### Exercise 1
In the passage about state tax increases, what sales tax hike is Idaho's governor seeking?

=======

Perdue isn’t the only GOP governor flirting with higher taxes. An analysis by the American Legislative Exchange Council (ALEC) notes that with nearly $100 billion in state deficit spending gaps to close this year (New York and California make up about half that shortfall), governors may end up raising taxes by half that amount, making 2003 the biggest tax-hike year ever for the states. And yes, many of the calls for the biggest tax increases are coming from Republicans. In Idaho, Gov. Dirk Kempthorne is seeking a 1.5 cent per dollar hike in the sales tax. In Arkansas, Mike Huckabee is lobbying for a sales tax hike and assorted other fee increases, as are Kenny Guinn of Nevada and Bob Taft of Ohio. One of the most cockeyed tax schemes has been advanced by John Rowland of Connecticut, who has called for a Clintonesque “millionaire income tax surcharge.” Eight years ago, Rowland first ran for governor as a Reaganite, vowing to eliminate his predecessor Lowell Weicker’s first-ever state income tax. Rowland not only swerved clear of that promise; now he wants to move from a flat 4.5 percent tax rate to a steeper, graduated rate structure. This is precisely what anti-income-tax groups in Connecticut feared all along: Once Weicker’s income tax was cemented in place, politicians would jack up rates during the first signs of financial trouble. So now, a state that flourished for 200 years without an income tax has a Republican governor who can’t conceive of any way to balance the budget without raising it.
But here’s the really strange twist of fate in state-level politics: Suddenly many Democratic governors are shunning new taxes and trimming agency fat after a decade-long state spending feast. Admittedly it’s early, but so far there are signs that the 2002 elections ushered in a new breed of ambitious, politically non-suicidal Democratic governors, including Jennifer Granholm of Michigan, Ed Rendell of Pennsylvania, and Bill Richardson of New Mexico. They all seem keenly aware that the political graveyard is filled with the tombstones of Mario Cuomo, Michael Dukakis, and Jim Florio — class-warfare Democrats who raised taxes, wrecked their states’ economies, and were subsequently chased from office by unforgiving voters.

=======

### Exercise 2
Reproduce every line of the listing below without any changes.

=======

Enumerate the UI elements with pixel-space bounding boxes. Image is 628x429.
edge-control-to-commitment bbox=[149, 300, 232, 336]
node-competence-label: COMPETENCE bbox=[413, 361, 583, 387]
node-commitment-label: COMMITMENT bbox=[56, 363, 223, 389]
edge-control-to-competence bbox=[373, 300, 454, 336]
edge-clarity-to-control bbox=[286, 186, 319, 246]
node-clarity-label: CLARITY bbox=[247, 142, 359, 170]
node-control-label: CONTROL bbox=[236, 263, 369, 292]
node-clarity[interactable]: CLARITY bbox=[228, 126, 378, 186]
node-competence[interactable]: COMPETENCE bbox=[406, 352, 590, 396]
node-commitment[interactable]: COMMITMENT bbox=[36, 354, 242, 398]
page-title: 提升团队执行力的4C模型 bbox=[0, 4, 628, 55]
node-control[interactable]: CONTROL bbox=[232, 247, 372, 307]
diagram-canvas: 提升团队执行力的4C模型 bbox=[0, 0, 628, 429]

=======

### Right answer 1
A 1.5 cent per dollar hike in the sales tax.

### Right answer 2
Enumerate the UI elements with pixel-space bounding boxes. Image is 628x429.
edge-control-to-commitment bbox=[149, 300, 232, 336]
node-competence-label: COMPETENCE bbox=[413, 361, 583, 387]
node-commitment-label: COMMITMENT bbox=[56, 363, 223, 389]
edge-control-to-competence bbox=[373, 300, 454, 336]
edge-clarity-to-control bbox=[286, 186, 319, 246]
node-clarity-label: CLARITY bbox=[247, 142, 359, 170]
node-control-label: CONTROL bbox=[236, 263, 369, 292]
node-clarity[interactable]: CLARITY bbox=[228, 126, 378, 186]
node-competence[interactable]: COMPETENCE bbox=[406, 352, 590, 396]
node-commitment[interactable]: COMMITMENT bbox=[36, 354, 242, 398]
page-title: 提升团队执行力的4C模型 bbox=[0, 4, 628, 55]
node-control[interactable]: CONTROL bbox=[232, 247, 372, 307]
diagram-canvas: 提升团队执行力的4C模型 bbox=[0, 0, 628, 429]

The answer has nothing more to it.